(Collected data)
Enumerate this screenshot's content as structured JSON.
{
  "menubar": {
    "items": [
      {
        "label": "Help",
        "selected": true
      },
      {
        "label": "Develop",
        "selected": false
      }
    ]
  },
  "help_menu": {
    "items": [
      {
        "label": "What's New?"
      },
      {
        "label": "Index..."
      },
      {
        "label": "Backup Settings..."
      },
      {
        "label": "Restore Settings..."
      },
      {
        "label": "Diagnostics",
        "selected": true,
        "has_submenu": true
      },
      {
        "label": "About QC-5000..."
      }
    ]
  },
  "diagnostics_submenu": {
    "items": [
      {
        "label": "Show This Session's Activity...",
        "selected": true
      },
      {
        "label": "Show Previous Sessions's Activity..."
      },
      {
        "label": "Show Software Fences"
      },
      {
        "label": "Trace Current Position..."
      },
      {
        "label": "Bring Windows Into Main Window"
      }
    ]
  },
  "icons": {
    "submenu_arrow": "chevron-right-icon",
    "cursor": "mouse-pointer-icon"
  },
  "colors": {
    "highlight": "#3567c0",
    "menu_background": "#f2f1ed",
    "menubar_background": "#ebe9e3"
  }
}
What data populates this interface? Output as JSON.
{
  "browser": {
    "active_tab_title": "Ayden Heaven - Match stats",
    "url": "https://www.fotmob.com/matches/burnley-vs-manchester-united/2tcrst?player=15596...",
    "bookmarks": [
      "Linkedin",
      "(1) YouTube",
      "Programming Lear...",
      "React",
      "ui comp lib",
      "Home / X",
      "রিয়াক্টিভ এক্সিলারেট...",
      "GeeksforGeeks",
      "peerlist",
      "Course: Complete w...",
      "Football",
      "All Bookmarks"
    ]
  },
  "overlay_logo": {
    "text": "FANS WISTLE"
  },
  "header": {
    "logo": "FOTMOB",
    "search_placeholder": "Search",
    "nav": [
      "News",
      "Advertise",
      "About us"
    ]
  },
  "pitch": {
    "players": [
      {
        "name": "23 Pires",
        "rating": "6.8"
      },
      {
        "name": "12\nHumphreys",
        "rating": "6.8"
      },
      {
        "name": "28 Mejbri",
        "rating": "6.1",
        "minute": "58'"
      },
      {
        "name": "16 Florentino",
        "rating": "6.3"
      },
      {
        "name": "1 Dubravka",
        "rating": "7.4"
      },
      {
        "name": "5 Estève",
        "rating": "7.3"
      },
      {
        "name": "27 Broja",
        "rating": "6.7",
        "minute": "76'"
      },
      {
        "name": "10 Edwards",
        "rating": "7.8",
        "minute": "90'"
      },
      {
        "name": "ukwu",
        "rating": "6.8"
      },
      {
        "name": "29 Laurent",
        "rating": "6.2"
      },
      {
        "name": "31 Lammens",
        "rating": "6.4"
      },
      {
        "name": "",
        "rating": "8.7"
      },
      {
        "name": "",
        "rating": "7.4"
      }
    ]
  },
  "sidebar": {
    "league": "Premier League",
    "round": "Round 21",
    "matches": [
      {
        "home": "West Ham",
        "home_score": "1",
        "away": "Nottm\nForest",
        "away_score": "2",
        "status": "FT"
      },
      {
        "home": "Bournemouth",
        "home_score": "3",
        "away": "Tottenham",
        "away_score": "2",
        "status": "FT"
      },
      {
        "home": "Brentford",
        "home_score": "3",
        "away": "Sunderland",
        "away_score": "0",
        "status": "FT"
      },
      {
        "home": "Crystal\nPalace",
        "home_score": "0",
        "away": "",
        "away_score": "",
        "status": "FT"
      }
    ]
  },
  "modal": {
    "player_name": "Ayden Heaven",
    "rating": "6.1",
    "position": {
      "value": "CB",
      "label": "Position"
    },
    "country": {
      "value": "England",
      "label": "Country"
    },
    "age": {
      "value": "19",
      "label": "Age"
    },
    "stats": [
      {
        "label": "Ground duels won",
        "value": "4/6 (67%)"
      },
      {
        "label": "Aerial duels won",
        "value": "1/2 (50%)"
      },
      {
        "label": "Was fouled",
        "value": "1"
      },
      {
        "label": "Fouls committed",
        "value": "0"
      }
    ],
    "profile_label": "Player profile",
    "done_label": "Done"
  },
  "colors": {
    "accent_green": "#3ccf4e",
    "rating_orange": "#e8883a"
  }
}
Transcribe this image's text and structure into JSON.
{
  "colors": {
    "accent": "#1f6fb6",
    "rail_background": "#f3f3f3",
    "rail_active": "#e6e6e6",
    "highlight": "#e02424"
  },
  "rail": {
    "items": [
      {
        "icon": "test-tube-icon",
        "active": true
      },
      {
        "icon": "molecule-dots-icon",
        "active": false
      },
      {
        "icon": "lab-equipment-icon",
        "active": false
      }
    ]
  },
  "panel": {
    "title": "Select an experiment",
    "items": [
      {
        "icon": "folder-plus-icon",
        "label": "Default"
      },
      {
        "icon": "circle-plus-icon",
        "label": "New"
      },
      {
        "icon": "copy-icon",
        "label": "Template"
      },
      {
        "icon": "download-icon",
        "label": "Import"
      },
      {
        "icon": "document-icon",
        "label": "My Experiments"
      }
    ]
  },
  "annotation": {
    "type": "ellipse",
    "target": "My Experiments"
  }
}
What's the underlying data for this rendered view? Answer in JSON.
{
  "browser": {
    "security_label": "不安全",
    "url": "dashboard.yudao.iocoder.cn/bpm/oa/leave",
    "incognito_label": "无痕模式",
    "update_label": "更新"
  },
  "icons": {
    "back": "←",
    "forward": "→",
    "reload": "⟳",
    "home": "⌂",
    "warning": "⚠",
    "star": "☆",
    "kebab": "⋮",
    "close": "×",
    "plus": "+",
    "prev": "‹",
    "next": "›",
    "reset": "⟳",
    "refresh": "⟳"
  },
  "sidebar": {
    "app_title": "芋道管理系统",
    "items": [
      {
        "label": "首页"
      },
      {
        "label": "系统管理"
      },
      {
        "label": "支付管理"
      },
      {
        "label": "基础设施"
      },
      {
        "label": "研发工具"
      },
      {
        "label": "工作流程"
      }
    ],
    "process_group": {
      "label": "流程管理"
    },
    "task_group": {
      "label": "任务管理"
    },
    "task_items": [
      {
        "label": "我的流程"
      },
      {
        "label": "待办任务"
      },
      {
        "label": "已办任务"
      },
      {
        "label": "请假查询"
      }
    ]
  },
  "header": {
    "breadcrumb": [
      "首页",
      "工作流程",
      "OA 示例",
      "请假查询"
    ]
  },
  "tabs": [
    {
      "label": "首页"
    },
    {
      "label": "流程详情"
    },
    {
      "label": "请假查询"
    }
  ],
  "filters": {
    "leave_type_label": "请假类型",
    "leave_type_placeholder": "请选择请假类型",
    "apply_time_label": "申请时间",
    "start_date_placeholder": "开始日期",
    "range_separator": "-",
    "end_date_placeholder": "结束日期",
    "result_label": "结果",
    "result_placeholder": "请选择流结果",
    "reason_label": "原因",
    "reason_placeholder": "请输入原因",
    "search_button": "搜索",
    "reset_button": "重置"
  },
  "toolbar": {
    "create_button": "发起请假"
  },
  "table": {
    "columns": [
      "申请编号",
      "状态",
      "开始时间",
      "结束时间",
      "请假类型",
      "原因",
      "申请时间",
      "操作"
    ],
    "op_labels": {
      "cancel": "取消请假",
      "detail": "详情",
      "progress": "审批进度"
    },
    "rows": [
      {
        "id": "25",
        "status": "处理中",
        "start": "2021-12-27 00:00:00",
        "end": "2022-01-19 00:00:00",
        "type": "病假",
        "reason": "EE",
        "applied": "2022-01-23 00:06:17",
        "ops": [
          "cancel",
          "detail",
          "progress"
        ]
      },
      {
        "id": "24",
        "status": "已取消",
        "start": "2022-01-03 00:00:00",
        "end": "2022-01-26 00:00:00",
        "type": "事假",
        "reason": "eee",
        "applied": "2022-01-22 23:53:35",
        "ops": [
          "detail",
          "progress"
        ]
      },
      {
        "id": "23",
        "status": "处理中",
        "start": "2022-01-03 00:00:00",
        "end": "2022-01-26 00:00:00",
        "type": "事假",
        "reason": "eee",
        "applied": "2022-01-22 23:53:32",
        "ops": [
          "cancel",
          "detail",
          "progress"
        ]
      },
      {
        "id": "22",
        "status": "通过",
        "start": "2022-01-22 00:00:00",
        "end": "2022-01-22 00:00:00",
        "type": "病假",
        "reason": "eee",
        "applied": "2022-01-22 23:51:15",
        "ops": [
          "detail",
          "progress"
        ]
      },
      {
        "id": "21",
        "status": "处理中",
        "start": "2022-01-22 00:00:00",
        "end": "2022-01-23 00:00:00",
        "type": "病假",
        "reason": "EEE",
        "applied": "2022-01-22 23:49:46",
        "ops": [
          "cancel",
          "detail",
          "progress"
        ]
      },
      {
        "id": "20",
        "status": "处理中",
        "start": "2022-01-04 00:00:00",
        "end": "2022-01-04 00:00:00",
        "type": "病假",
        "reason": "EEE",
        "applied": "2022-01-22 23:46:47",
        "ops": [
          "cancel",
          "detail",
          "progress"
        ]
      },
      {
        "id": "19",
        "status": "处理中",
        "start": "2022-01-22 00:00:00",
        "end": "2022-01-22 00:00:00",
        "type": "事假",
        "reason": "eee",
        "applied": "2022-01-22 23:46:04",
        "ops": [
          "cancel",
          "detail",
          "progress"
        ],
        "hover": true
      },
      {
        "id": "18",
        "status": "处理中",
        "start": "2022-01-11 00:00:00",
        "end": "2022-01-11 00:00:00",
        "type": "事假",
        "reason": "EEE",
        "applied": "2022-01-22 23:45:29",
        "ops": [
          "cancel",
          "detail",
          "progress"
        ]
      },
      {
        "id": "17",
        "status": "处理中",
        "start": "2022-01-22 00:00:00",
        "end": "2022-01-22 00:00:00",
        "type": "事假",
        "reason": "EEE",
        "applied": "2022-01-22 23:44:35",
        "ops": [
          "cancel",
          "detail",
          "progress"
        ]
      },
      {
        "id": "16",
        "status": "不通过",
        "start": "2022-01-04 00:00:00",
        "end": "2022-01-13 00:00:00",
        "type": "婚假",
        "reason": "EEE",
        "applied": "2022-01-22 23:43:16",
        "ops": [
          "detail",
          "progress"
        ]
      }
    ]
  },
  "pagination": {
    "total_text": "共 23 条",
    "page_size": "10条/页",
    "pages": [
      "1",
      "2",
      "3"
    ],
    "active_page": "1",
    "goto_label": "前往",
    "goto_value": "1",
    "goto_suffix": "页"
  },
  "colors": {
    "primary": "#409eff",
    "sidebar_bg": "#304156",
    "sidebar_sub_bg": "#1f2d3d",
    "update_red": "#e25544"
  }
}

(Goal of the exercise) Select the lines from the entries that include the word "Activity".

(Worked answer)
        "label": "Show This Session's Activity...",
        "label": "Show Previous Sessions's Activity..."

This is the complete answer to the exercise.